What you will do
Read the records and write them out again exactly.

Information given
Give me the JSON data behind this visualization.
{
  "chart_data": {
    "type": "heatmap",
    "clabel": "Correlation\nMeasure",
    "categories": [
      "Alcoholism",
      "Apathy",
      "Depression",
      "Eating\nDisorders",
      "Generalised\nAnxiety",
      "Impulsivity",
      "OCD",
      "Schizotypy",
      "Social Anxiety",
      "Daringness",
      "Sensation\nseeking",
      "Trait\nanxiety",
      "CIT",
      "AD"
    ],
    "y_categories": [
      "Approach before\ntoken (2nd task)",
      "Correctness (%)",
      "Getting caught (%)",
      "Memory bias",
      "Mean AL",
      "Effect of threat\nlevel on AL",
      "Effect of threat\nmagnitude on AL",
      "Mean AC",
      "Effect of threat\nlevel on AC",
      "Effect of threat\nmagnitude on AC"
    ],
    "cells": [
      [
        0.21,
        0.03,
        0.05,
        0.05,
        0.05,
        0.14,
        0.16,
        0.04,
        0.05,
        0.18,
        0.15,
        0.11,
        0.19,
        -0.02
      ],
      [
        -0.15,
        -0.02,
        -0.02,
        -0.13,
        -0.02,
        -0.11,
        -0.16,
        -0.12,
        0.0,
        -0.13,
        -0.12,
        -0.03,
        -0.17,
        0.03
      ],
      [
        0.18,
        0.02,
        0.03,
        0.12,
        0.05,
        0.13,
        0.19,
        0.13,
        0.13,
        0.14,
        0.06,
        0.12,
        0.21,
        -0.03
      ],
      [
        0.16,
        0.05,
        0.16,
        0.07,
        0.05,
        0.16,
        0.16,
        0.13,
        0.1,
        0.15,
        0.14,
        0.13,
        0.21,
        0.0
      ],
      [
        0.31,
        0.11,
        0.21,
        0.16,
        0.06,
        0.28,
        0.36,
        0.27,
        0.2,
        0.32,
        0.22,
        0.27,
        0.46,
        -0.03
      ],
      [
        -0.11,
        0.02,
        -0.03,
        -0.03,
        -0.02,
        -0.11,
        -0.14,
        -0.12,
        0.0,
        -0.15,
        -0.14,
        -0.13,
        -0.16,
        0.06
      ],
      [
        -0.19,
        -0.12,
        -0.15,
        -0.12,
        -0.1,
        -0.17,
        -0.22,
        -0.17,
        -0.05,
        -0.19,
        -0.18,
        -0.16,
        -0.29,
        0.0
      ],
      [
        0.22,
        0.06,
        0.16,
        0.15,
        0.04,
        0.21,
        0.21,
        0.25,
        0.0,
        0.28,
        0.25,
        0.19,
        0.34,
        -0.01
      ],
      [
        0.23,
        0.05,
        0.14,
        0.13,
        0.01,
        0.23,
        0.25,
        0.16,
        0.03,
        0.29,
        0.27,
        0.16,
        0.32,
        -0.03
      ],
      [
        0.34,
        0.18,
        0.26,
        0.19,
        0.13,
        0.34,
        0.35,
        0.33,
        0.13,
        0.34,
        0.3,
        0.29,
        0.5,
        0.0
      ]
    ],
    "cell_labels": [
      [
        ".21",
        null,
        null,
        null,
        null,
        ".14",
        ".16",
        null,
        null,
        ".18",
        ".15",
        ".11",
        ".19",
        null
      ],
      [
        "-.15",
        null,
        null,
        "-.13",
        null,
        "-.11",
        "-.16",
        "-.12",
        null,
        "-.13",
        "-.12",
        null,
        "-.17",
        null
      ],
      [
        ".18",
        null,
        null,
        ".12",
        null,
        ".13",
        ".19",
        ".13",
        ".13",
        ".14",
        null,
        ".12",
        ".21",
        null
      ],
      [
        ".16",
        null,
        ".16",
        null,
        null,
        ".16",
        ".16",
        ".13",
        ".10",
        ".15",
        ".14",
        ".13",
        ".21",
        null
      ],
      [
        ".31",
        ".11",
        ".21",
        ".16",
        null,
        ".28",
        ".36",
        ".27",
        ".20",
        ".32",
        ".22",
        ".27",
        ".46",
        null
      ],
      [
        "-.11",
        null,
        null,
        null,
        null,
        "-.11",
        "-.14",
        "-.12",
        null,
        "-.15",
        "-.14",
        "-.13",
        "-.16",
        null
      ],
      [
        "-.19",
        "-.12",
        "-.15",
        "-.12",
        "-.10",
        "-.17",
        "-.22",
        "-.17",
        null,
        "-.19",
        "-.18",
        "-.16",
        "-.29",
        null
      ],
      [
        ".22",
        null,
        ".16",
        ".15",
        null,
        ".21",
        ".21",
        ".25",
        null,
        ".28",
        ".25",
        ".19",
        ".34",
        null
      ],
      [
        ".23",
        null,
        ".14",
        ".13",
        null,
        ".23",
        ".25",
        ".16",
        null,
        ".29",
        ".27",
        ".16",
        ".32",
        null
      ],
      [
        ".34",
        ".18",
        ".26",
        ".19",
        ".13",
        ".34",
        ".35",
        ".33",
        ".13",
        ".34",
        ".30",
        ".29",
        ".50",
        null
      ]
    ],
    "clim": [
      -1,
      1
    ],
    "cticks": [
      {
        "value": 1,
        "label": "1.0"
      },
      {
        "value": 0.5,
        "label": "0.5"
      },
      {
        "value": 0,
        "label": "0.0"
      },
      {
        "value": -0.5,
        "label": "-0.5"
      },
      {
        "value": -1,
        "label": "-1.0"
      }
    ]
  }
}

Solution
Give me the JSON data behind this visualization.
{
  "chart_data": {
    "type": "heatmap",
    "clabel": "Correlation\nMeasure",
    "categories": [
      "Alcoholism",
      "Apathy",
      "Depression",
      "Eating\nDisorders",
      "Generalised\nAnxiety",
      "Impulsivity",
      "OCD",
      "Schizotypy",
      "Social Anxiety",
      "Daringness",
      "Sensation\nseeking",
      "Trait\nanxiety",
      "CIT",
      "AD"
    ],
    "y_categories": [
      "Approach before\ntoken (2nd task)",
      "Correctness (%)",
      "Getting caught (%)",
      "Memory bias",
      "Mean AL",
      "Effect of threat\nlevel on AL",
      "Effect of threat\nmagnitude on AL",
      "Mean AC",
      "Effect of threat\nlevel on AC",
      "Effect of threat\nmagnitude on AC"
    ],
    "cells": [
      [
        0.21,
        0.03,
        0.05,
        0.05,
        0.05,
        0.14,
        0.16,
        0.04,
        0.05,
        0.18,
        0.15,
        0.11,
        0.19,
        -0.02
      ],
      [
        -0.15,
        -0.02,
        -0.02,
        -0.13,
        -0.02,
        -0.11,
        -0.16,
        -0.12,
        0.0,
        -0.13,
        -0.12,
        -0.03,
        -0.17,
        0.03
      ],
      [
        0.18,
        0.02,
        0.03,
        0.12,
        0.05,
        0.13,
        0.19,
        0.13,
        0.13,
        0.14,
        0.06,
        0.12,
        0.21,
        -0.03
      ],
      [
        0.16,
        0.05,
        0.16,
        0.07,
        0.05,
        0.16,
        0.16,
        0.13,
        0.1,
        0.15,
        0.14,
        0.13,
        0.21,
        0.0
      ],
      [
        0.31,
        0.11,
        0.21,
        0.16,
        0.06,
        0.28,
        0.36,
        0.27,
        0.2,
        0.32,
        0.22,
        0.27,
        0.46,
        -0.03
      ],
      [
        -0.11,
        0.02,
        -0.03,
        -0.03,
        -0.02,
        -0.11,
        -0.14,
        -0.12,
        0.0,
        -0.15,
        -0.14,
        -0.13,
        -0.16,
        0.06
      ],
      [
        -0.19,
        -0.12,
        -0.15,
        -0.12,
        -0.1,
        -0.17,
        -0.22,
        -0.17,
        -0.05,
        -0.19,
        -0.18,
        -0.16,
        -0.29,
        0.0
      ],
      [
        0.22,
        0.06,
        0.16,
        0.15,
        0.04,
        0.21,
        0.21,
        0.25,
        0.0,
        0.28,
        0.25,
        0.19,
        0.34,
        -0.01
      ],
      [
        0.23,
        0.05,
        0.14,
        0.13,
        0.01,
        0.23,
        0.25,
        0.16,
        0.03,
        0.29,
        0.27,
        0.16,
        0.32,
        -0.03
      ],
      [
        0.34,
        0.18,
        0.26,
        0.19,
        0.13,
        0.34,
        0.35,
        0.33,
        0.13,
        0.34,
        0.3,
        0.29,
        0.5,
        0.0
      ]
    ],
    "cell_labels": [
      [
        ".21",
        null,
        null,
        null,
        null,
        ".14",
        ".16",
        null,
        null,
        ".18",
        ".15",
        ".11",
        ".19",
        null
      ],
      [
        "-.15",
        null,
        null,
        "-.13",
        null,
        "-.11",
        "-.16",
        "-.12",
        null,
        "-.13",
        "-.12",
        null,
        "-.17",
        null
      ],
      [
        ".18",
        null,
        null,
        ".12",
        null,
        ".13",
        ".19",
        ".13",
        ".13",
        ".14",
        null,
        ".12",
        ".21",
        null
      ],
      [
        ".16",
        null,
        ".16",
        null,
        null,
        ".16",
        ".16",
        ".13",
        ".10",
        ".15",
        ".14",
        ".13",
        ".21",
        null
      ],
      [
        ".31",
        ".11",
        ".21",
        ".16",
        null,
        ".28",
        ".36",
        ".27",
        ".20",
        ".32",
        ".22",
        ".27",
        ".46",
        null
      ],
      [
        "-.11",
        null,
        null,
        null,
        null,
        "-.11",
        "-.14",
        "-.12",
        null,
        "-.15",
        "-.14",
        "-.13",
        "-.16",
        null
      ],
      [
        "-.19",
        "-.12",
        "-.15",
        "-.12",
        "-.10",
        "-.17",
        "-.22",
        "-.17",
        null,
        "-.19",
        "-.18",
        "-.16",
        "-.29",
        null
      ],
      [
        ".22",
        null,
        ".16",
        ".15",
        null,
        ".21",
        ".21",
        ".25",
        null,
        ".28",
        ".25",
        ".19",
        ".34",
        null
      ],
      [
        ".23",
        null,
        ".14",
        ".13",
        null,
        ".23",
        ".25",
        ".16",
        null,
        ".29",
        ".27",
        ".16",
        ".32",
        null
      ],
      [
        ".34",
        ".18",
        ".26",
        ".19",
        ".13",
        ".34",
        ".35",
        ".33",
        ".13",
        ".34",
        ".30",
        ".29",
        ".50",
        null
      ]
    ],
    "clim": [
      -1,
      1
    ],
    "cticks": [
      {
        "value": 1,
        "label": "1.0"
      },
      {
        "value": 0.5,
        "label": "0.5"
      },
      {
        "value": 0,
        "label": "0.0"
      },
      {
        "value": -0.5,
        "label": "-0.5"
      },
      {
        "value": -1,
        "label": "-1.0"
      }
    ]
  }
}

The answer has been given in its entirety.